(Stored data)
(begin)

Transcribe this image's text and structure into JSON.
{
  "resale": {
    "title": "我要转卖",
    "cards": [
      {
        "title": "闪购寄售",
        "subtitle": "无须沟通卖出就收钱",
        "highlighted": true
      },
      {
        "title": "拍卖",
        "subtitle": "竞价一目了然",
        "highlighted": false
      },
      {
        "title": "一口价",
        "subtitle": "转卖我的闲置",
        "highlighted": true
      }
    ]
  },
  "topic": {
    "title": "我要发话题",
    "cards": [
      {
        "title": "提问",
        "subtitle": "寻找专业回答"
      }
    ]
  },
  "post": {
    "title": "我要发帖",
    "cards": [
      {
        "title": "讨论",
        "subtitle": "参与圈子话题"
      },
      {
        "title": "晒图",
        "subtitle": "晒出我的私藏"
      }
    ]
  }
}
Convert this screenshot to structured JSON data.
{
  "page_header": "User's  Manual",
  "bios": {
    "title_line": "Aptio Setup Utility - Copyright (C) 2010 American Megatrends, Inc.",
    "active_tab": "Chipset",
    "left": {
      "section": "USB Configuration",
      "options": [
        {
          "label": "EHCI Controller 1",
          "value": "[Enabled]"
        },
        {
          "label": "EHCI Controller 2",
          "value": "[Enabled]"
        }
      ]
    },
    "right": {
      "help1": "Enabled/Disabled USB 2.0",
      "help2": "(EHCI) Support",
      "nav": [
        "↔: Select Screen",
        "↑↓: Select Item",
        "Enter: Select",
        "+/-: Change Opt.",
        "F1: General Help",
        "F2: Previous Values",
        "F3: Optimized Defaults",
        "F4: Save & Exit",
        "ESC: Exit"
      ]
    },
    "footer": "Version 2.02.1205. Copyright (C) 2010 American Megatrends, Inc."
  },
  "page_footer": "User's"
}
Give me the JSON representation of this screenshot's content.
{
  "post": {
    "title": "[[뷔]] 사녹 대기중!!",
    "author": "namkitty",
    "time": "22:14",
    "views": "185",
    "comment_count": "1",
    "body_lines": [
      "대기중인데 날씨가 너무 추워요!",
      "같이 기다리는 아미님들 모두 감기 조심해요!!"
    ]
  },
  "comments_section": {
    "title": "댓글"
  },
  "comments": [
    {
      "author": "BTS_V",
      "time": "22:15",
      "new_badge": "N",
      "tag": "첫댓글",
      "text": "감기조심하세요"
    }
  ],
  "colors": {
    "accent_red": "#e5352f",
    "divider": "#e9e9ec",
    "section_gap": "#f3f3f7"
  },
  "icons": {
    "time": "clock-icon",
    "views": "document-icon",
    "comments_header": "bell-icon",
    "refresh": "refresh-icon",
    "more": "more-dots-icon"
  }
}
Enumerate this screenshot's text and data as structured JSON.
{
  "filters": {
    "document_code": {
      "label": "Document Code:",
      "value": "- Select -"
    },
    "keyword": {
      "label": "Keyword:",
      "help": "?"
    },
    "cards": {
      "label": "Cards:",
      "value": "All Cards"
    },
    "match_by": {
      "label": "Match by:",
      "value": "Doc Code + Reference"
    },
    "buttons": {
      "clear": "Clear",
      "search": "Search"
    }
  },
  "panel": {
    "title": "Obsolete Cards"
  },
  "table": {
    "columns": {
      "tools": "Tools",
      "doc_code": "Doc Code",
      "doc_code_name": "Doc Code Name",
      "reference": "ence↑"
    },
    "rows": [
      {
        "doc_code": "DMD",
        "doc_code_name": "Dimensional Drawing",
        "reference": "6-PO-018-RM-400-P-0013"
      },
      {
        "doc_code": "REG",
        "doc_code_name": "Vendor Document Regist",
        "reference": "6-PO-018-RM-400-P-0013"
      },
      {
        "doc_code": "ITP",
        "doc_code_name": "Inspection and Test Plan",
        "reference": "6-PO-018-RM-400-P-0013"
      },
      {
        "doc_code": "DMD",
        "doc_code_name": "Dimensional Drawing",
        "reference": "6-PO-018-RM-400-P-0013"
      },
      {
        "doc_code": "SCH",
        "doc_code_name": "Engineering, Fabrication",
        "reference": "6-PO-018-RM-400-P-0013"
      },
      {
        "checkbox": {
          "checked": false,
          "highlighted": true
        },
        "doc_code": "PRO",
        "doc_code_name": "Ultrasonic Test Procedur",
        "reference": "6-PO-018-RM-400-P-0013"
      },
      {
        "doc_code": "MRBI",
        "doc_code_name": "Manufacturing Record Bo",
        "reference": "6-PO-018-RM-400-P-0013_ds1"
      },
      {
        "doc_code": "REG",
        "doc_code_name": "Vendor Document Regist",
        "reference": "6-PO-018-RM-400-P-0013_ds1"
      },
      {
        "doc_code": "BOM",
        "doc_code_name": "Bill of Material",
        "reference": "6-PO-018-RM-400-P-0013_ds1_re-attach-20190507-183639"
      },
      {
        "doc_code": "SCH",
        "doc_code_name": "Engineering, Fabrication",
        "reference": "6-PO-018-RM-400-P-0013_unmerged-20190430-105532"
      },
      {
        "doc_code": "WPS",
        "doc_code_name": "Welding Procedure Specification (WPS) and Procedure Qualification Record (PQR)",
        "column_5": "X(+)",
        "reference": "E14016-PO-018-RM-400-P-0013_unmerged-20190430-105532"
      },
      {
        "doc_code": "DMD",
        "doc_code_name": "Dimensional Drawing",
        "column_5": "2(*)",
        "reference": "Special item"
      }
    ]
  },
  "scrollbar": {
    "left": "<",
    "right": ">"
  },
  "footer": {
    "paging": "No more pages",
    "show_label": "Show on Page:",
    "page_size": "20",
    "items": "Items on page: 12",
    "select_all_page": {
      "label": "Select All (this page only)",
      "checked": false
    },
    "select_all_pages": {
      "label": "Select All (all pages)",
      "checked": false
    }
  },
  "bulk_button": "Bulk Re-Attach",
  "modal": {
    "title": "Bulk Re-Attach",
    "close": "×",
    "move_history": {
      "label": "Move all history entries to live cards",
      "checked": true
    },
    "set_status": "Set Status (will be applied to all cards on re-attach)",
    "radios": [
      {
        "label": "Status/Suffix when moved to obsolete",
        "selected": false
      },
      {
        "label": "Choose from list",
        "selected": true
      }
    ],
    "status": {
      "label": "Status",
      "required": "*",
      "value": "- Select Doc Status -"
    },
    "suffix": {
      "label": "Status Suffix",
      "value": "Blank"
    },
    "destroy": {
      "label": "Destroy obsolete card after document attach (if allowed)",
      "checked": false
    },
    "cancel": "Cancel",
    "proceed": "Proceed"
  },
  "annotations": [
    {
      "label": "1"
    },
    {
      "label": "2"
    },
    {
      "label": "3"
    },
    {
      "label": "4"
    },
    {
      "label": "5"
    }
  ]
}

(end)

Given task:
Every line of the data above should be reproduced word for word.

Output for this exercise:
Transcribe this image's text and structure into JSON.
{
  "resale": {
    "title": "我要转卖",
    "cards": [
      {
        "title": "闪购寄售",
        "subtitle": "无须沟通卖出就收钱",
        "highlighted": true
      },
      {
        "title": "拍卖",
        "subtitle": "竞价一目了然",
        "highlighted": false
      },
      {
        "title": "一口价",
        "subtitle": "转卖我的闲置",
        "highlighted": true
      }
    ]
  },
  "topic": {
    "title": "我要发话题",
    "cards": [
      {
        "title": "提问",
        "subtitle": "寻找专业回答"
      }
    ]
  },
  "post": {
    "title": "我要发帖",
    "cards": [
      {
        "title": "讨论",
        "subtitle": "参与圈子话题"
      },
      {
        "title": "晒图",
        "subtitle": "晒出我的私藏"
      }
    ]
  }
}
Convert this screenshot to structured JSON data.
{
  "page_header": "User's  Manual",
  "bios": {
    "title_line": "Aptio Setup Utility - Copyright (C) 2010 American Megatrends, Inc.",
    "active_tab": "Chipset",
    "left": {
      "section": "USB Configuration",
      "options": [
        {
          "label": "EHCI Controller 1",
          "value": "[Enabled]"
        },
        {
          "label": "EHCI Controller 2",
          "value": "[Enabled]"
        }
      ]
    },
    "right": {
      "help1": "Enabled/Disabled USB 2.0",
      "help2": "(EHCI) Support",
      "nav": [
        "↔: Select Screen",
        "↑↓: Select Item",
        "Enter: Select",
        "+/-: Change Opt.",
        "F1: General Help",
        "F2: Previous Values",
        "F3: Optimized Defaults",
        "F4: Save & Exit",
        "ESC: Exit"
      ]
    },
    "footer": "Version 2.02.1205. Copyright (C) 2010 American Megatrends, Inc."
  },
  "page_footer": "User's"
}
Give me the JSON representation of this screenshot's content.
{
  "post": {
    "title": "[[뷔]] 사녹 대기중!!",
    "author": "namkitty",
    "time": "22:14",
    "views": "185",
    "comment_count": "1",
    "body_lines": [
      "대기중인데 날씨가 너무 추워요!",
      "같이 기다리는 아미님들 모두 감기 조심해요!!"
    ]
  },
  "comments_section": {
    "title": "댓글"
  },
  "comments": [
    {
      "author": "BTS_V",
      "time": "22:15",
      "new_badge": "N",
      "tag": "첫댓글",
      "text": "감기조심하세요"
    }
  ],
  "colors": {
    "accent_red": "#e5352f",
    "divider": "#e9e9ec",
    "section_gap": "#f3f3f7"
  },
  "icons": {
    "time": "clock-icon",
    "views": "document-icon",
    "comments_header": "bell-icon",
    "refresh": "refresh-icon",
    "more": "more-dots-icon"
  }
}
Enumerate this screenshot's text and data as structured JSON.
{
  "filters": {
    "document_code": {
      "label": "Document Code:",
      "value": "- Select -"
    },
    "keyword": {
      "label": "Keyword:",
      "help": "?"
    },
    "cards": {
      "label": "Cards:",
      "value": "All Cards"
    },
    "match_by": {
      "label": "Match by:",
      "value": "Doc Code + Reference"
    },
    "buttons": {
      "clear": "Clear",
      "search": "Search"
    }
  },
  "panel": {
    "title": "Obsolete Cards"
  },
  "table": {
    "columns": {
      "tools": "Tools",
      "doc_code": "Doc Code",
      "doc_code_name": "Doc Code Name",
      "reference": "ence↑"
    },
    "rows": [
      {
        "doc_code": "DMD",
        "doc_code_name": "Dimensional Drawing",
        "reference": "6-PO-018-RM-400-P-0013"
      },
      {
        "doc_code": "REG",
        "doc_code_name": "Vendor Document Regist",
        "reference": "6-PO-018-RM-400-P-0013"
      },
      {
        "doc_code": "ITP",
        "doc_code_name": "Inspection and Test Plan",
        "reference": "6-PO-018-RM-400-P-0013"
      },
      {
        "doc_code": "DMD",
        "doc_code_name": "Dimensional Drawing",
        "reference": "6-PO-018-RM-400-P-0013"
      },
      {
        "doc_code": "SCH",
        "doc_code_name": "Engineering, Fabrication",
        "reference": "6-PO-018-RM-400-P-0013"
      },
      {
        "checkbox": {
          "checked": false,
          "highlighted": true
        },
        "doc_code": "PRO",
        "doc_code_name": "Ultrasonic Test Procedur",
        "reference": "6-PO-018-RM-400-P-0013"
      },
      {
        "doc_code": "MRBI",
        "doc_code_name": "Manufacturing Record Bo",
        "reference": "6-PO-018-RM-400-P-0013_ds1"
      },
      {
        "doc_code": "REG",
        "doc_code_name": "Vendor Document Regist",
        "reference": "6-PO-018-RM-400-P-0013_ds1"
      },
      {
        "doc_code": "BOM",
        "doc_code_name": "Bill of Material",
        "reference": "6-PO-018-RM-400-P-0013_ds1_re-attach-20190507-183639"
      },
      {
        "doc_code": "SCH",
        "doc_code_name": "Engineering, Fabrication",
        "reference": "6-PO-018-RM-400-P-0013_unmerged-20190430-105532"
      },
      {
        "doc_code": "WPS",
        "doc_code_name": "Welding Procedure Specification (WPS) and Procedure Qualification Record (PQR)",
        "column_5": "X(+)",
        "reference": "E14016-PO-018-RM-400-P-0013_unmerged-20190430-105532"
      },
      {
        "doc_code": "DMD",
        "doc_code_name": "Dimensional Drawing",
        "column_5": "2(*)",
        "reference": "Special item"
      }
    ]
  },
  "scrollbar": {
    "left": "<",
    "right": ">"
  },
  "footer": {
    "paging": "No more pages",
    "show_label": "Show on Page:",
    "page_size": "20",
    "items": "Items on page: 12",
    "select_all_page": {
      "label": "Select All (this page only)",
      "checked": false
    },
    "select_all_pages": {
      "label": "Select All (all pages)",
      "checked": false
    }
  },
  "bulk_button": "Bulk Re-Attach",
  "modal": {
    "title": "Bulk Re-Attach",
    "close": "×",
    "move_history": {
      "label": "Move all history entries to live cards",
      "checked": true
    },
    "set_status": "Set Status (will be applied to all cards on re-attach)",
    "radios": [
      {
        "label": "Status/Suffix when moved to obsolete",
        "selected": false
      },
      {
        "label": "Choose from list",
        "selected": true
      }
    ],
    "status": {
      "label": "Status",
      "required": "*",
      "value": "- Select Doc Status -"
    },
    "suffix": {
      "label": "Status Suffix",
      "value": "Blank"
    },
    "destroy": {
      "label": "Destroy obsolete card after document attach (if allowed)",
      "checked": false
    },
    "cancel": "Cancel",
    "proceed": "Proceed"
  },
  "annotations": [
    {
      "label": "1"
    },
    {
      "label": "2"
    },
    {
      "label": "3"
    },
    {
      "label": "4"
    },
    {
      "label": "5"
    }
  ]
}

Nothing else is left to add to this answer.